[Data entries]
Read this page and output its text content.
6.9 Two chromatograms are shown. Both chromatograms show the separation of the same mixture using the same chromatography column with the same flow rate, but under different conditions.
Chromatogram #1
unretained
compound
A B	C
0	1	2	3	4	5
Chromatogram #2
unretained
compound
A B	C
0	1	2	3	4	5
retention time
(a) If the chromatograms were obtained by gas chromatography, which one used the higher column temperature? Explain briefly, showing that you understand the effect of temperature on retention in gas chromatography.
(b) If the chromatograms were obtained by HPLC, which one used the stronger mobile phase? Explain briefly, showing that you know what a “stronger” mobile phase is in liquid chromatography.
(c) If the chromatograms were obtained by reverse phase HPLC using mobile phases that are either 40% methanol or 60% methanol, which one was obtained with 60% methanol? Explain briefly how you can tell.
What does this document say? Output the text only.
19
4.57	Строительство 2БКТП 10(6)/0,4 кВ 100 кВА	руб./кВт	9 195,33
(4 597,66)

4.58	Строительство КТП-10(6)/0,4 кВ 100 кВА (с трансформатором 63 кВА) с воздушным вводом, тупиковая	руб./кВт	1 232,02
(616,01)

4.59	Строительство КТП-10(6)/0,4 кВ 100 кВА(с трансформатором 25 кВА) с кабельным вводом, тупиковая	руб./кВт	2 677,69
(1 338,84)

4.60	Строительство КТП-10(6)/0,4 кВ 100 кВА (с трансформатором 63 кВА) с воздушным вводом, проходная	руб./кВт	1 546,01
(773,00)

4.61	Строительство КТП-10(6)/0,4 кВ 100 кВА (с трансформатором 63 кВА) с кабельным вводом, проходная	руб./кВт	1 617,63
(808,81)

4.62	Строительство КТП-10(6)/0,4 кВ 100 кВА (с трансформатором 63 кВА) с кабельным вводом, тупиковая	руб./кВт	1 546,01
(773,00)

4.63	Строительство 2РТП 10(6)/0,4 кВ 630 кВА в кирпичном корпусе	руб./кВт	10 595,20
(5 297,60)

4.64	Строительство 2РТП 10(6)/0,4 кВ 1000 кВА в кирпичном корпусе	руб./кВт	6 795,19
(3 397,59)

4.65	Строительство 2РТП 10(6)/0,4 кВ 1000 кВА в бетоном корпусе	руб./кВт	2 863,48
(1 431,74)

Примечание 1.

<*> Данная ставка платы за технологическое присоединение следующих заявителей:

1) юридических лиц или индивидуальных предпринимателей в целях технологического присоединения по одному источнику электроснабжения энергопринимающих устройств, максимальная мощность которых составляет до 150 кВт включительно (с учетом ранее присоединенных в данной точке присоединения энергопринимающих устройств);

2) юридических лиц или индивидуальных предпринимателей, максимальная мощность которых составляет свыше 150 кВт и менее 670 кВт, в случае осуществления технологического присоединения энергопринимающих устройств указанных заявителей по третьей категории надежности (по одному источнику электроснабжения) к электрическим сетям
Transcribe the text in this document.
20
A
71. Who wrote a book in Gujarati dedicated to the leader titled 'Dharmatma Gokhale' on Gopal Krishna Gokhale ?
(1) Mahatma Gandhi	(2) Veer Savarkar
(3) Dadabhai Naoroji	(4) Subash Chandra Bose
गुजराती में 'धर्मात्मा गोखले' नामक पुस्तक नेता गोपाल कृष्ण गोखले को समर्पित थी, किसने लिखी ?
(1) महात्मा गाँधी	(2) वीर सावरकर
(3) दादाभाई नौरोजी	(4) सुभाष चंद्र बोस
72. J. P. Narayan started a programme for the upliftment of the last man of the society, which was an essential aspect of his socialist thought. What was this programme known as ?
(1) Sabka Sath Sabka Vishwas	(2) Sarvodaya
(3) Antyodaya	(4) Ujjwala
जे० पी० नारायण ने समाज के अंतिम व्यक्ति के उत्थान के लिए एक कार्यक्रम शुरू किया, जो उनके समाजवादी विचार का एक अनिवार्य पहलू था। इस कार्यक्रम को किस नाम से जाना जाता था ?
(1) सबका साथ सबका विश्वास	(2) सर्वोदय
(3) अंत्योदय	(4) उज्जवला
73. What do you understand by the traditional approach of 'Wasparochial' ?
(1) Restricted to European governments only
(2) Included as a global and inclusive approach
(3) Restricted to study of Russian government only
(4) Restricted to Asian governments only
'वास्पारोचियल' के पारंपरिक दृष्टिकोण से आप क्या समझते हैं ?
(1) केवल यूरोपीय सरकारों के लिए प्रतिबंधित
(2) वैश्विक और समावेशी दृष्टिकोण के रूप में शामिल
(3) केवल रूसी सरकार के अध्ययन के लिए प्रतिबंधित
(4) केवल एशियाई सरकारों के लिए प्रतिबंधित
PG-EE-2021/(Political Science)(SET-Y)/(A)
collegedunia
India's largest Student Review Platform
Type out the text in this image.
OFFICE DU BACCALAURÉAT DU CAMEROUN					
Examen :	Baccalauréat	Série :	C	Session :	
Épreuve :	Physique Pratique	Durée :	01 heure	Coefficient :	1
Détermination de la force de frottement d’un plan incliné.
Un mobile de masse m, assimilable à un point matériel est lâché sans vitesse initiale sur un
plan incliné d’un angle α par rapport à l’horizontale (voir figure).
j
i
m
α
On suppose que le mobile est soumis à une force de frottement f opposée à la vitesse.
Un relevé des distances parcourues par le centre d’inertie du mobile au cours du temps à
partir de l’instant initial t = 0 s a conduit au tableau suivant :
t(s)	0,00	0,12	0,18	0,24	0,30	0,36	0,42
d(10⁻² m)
==
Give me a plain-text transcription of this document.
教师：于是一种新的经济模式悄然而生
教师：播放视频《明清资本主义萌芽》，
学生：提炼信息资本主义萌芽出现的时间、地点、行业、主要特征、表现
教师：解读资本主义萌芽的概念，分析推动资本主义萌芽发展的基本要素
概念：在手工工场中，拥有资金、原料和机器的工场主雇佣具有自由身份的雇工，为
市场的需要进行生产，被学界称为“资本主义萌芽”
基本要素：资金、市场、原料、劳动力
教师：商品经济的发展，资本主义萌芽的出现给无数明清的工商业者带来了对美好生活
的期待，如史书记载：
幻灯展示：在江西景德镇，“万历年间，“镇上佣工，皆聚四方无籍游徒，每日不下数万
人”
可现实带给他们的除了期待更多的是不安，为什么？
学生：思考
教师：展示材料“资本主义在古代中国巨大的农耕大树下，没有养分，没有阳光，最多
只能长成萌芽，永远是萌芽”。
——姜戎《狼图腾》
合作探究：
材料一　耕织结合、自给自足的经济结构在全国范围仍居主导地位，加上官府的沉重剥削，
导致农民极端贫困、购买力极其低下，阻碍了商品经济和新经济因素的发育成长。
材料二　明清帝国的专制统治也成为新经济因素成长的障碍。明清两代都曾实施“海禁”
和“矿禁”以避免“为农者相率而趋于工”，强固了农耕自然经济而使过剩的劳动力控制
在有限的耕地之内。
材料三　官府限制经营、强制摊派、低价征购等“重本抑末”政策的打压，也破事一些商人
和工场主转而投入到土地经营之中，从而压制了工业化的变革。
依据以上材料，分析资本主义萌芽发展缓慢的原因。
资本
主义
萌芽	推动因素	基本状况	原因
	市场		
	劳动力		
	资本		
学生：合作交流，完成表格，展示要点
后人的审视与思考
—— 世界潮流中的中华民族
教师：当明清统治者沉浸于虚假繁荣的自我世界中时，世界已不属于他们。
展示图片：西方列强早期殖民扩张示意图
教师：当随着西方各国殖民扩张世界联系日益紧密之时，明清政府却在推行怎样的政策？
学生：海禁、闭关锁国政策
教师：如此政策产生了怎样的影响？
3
==
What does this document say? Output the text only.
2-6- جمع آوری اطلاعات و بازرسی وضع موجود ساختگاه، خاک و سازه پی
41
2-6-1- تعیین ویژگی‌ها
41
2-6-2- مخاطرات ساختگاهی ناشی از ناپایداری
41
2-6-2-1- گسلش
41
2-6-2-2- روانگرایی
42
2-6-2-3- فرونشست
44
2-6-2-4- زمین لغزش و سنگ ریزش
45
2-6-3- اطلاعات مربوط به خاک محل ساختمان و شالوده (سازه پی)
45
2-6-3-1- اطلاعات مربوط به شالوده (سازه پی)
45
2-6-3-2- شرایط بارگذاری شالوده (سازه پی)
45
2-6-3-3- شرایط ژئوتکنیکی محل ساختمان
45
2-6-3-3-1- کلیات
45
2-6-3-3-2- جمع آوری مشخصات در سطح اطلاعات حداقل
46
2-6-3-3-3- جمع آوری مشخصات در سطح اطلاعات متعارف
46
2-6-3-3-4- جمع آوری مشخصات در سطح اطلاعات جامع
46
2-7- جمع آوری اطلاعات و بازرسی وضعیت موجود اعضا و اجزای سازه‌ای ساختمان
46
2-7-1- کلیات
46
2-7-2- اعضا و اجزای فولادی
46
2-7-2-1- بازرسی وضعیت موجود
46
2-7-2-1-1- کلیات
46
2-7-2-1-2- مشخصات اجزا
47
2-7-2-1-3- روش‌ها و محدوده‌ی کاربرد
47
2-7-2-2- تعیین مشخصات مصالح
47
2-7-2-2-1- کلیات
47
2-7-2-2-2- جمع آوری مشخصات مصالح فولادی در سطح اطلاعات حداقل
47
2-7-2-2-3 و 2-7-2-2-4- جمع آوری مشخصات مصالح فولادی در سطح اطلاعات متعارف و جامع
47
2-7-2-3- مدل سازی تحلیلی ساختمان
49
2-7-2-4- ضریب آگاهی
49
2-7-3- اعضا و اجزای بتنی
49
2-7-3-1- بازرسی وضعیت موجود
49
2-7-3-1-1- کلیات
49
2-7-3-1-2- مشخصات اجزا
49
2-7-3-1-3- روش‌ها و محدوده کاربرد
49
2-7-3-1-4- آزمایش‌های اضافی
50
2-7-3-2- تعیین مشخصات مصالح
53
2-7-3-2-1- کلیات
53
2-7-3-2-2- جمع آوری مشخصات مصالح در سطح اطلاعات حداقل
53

### Written instruction
From the data above, copy each line that has the string "мощность".

### Expected answer
1) юридических лиц или индивидуальных предпринимателей в целях технологического присоединения по одному источнику электроснабжения энергопринимающих устройств, максимальная мощность которых составляет до 150 кВт включительно (с учетом ранее присоединенных в данной точке присоединения энергопринимающих устройств);
2) юридических лиц или индивидуальных предпринимателей, максимальная мощность которых составляет свыше 150 кВт и менее 670 кВт, в случае осуществления технологического присоединения энергопринимающих устройств указанных заявителей по третьей категории надежности (по одному источнику электроснабжения) к электрическим сетям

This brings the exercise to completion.